_Work order 1_:
From the post about Tom and Nancy Regan, write out the passage from "I heard Tom" up to and including "animal rights declaration.".
_Work order 2_:
According to the post about Tom and Nancy Regan, where and when did the author first meet them?
_Work order 3_:
Translate this sentence from the post about Tom and Nancy Regan into Spanish: "The philosophy of animal rights stands for peace, and against violence."

_Page excerpt_:
________

February 2nd, 2016 No comments
Nancy and Tom Regan and myself.

Nancy and Tom Regan and myself.

I first met Tom and Nancy Regan at the RSPCA’s Rights of Animals symposium at Trinity College Cambridge in 1977. Recently, I caught up with them at their home in Raleigh, NC.

Tom and Nancy always inspired me to learn as much as I can about animal rights and showed me the importance of ethical action as the capstone to our action for animals.

In 1977, I was the campaigns organiser at Compassion In World Farming. Compassion’s founder, Peter Roberts, took me to the RSPCA’s symposium. This was a special moment in the history of the animal rights movement. With the notable exception of Peter Singer, leading philosophers, advocates, authors, and politicians came together for two days to consider animal ethics and the emerging animal rights movement.

The Case for Animal Rights by Tom Regan (University of California Press; 1983)

The Case for Animal Rights by Tom Regan (University of California Press; 1983)

I was an angry young vegan who, unbeknown to myself, was beginning a career with some of the world’s leading animal rights organisations. Tom was already an acclaimed moral philosopher and a prominent speaker in animal rights. But not everyone present at the conference was a card carrying vegan animal rights advocate.

As I recall in my book, Growl, I remember Tom and Nancy, and Peter Roberts and myself, and other vegans being exiled to what was called the ‘vegetarian table’ in the college’s baronial dining hall. We were fed meagre rations of dull 1970s veggie food. Everyone else at the conference dined on venison that was the charred remains of body parts of deer who had once grazed Trinity College’s grounds. We ate our veggie food in disgust, tut tutting our fellow conference attendees and speakers.

Since then, Tom and Nancy’s and my life have crossed many times and, in particular, after I moved to the USA in 1987.

I heard Tom speak often at animal rights conferences throughout America. He was always an inspirational speaker. In particular, I appreciated how he situated a commitment to nonviolence as central to his animal rights declaration.

The philosophy of animal rights stands for peace, and against violence. The fundamental demand of this philosophy is to treat humans and other nonhuman animals with respect. This philosophy, therefore, is a philosophy of peace. But it is a philosophy that extends the demand for peace beyond the boundaries of our species, for there is an undeclared war being waged everyday against countless millions of nonhuman animals.

His unique contribution to moral philosophy is, of course, much more than animal rights and particularly The Case for Animal Rights published in 1983. In addition to nonviolence, his writings on environmental ethics were instrumental in challenging environmentalists to consider animal rights.

Empty Cages by Tom Regan (Rowman & Littlefield; 2004)

Empty Cages by Tom Regan (Rowman & Littlefield; 2004)

The philosophy of animal rights demands only that the logic be respected for any argument that plausibly explains the independent value of human beings implies that other animal have the same value and have it equally. And any argument that plausibly explains the rights of humans to be treated with respect also implies that these other animals have the same rights and have it equally also.

________

_Data listing_:
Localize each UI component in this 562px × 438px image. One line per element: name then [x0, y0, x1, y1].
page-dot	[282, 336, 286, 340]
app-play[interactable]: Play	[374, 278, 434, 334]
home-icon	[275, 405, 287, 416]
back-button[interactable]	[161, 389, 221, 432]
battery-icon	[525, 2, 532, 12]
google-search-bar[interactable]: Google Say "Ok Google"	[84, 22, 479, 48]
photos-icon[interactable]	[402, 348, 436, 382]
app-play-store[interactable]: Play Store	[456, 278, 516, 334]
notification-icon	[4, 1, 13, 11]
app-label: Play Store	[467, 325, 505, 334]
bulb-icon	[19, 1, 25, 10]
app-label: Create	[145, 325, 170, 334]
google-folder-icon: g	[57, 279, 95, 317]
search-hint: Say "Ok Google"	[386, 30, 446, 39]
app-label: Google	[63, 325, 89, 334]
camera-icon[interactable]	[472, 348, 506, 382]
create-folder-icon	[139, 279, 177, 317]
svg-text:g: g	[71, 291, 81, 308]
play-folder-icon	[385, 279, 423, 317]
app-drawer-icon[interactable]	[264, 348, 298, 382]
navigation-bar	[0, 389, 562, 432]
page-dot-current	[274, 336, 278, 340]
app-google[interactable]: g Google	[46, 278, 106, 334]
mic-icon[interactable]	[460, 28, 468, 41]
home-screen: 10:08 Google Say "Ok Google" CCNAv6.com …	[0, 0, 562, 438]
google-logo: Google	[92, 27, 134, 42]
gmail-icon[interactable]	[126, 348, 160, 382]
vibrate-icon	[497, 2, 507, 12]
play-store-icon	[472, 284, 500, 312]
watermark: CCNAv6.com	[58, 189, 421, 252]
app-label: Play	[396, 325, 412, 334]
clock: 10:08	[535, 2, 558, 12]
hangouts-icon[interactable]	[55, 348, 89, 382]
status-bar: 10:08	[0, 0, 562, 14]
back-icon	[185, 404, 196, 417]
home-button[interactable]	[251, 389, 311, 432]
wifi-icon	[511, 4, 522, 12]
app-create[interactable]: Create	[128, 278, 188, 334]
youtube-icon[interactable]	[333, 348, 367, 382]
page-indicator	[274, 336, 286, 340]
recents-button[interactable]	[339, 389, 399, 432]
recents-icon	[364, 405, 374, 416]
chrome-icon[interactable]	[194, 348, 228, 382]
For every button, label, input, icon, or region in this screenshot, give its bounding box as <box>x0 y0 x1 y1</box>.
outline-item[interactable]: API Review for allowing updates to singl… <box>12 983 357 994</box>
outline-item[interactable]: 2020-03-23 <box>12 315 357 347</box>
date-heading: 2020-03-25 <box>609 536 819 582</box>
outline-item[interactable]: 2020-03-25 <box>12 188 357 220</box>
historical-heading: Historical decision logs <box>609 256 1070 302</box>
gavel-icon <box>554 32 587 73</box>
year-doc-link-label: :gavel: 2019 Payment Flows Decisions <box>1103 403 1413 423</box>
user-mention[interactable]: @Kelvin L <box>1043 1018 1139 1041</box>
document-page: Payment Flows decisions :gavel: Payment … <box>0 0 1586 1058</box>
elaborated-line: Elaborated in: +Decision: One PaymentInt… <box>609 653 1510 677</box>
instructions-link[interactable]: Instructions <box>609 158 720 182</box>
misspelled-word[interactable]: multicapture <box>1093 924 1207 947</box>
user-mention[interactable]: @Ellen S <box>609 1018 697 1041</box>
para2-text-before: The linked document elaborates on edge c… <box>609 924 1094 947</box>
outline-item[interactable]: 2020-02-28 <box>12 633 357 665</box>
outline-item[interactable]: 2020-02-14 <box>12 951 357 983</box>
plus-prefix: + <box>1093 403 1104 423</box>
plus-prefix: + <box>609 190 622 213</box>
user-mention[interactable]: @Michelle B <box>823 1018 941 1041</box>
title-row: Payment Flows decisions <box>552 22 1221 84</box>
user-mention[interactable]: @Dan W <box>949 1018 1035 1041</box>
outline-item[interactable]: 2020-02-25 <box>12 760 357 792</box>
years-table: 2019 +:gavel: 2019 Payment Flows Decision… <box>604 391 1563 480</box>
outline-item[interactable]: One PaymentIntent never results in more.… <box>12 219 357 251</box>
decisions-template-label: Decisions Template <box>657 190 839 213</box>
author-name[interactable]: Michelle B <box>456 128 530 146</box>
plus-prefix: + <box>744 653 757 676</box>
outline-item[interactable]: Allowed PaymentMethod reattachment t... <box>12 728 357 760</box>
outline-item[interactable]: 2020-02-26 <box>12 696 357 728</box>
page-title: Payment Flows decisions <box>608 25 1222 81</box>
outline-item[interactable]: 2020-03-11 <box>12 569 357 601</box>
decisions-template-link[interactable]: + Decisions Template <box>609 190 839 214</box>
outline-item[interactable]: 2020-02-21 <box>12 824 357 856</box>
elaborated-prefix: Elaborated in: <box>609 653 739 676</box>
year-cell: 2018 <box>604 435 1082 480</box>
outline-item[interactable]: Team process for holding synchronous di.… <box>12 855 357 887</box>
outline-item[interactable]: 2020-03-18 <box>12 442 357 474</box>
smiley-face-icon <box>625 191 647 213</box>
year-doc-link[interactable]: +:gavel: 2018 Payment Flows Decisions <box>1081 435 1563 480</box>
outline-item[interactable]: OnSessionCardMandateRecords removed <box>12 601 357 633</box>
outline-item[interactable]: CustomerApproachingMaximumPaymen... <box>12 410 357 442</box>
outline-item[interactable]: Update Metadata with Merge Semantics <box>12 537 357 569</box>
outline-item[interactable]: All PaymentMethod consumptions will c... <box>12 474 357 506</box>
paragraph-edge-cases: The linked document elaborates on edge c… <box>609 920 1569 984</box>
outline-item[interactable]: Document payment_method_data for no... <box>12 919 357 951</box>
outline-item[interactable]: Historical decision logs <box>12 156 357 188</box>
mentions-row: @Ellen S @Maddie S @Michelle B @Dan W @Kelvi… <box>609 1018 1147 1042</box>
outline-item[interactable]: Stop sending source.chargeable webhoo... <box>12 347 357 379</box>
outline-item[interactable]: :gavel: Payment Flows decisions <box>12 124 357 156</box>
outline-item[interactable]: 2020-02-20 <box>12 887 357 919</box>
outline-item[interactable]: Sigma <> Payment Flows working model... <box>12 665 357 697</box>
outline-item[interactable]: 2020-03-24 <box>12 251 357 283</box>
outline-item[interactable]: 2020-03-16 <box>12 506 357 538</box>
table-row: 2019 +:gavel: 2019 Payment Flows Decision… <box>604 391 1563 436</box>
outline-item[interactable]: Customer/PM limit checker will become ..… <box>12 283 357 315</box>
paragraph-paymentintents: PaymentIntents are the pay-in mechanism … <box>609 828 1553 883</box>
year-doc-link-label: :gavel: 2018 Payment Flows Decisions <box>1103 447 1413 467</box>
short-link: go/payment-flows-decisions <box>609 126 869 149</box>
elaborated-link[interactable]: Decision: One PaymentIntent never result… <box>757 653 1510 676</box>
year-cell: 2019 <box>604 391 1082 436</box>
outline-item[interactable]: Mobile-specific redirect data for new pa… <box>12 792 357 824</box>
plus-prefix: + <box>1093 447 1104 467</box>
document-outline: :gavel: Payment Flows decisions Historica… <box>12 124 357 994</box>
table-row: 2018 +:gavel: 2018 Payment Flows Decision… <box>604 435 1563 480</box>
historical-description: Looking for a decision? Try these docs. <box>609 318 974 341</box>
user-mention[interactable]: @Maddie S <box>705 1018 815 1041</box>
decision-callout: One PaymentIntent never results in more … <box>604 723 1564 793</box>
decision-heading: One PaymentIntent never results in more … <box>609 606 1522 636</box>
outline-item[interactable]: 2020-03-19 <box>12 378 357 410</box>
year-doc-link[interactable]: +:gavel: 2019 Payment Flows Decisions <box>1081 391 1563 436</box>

________

_Task result 1_:
I heard Tom speak often at animal rights conferences throughout America. He was always an inspirational speaker. In particular, I appreciated how he situated a commitment to nonviolence as central to his animal rights declaration.

_Task result 2_:
At the RSPCA's Rights of Animals symposium at Trinity College Cambridge in 1977.

_Task result 3_:
La filosofía de los derechos de los animales defiende la paz y se opone a la violencia.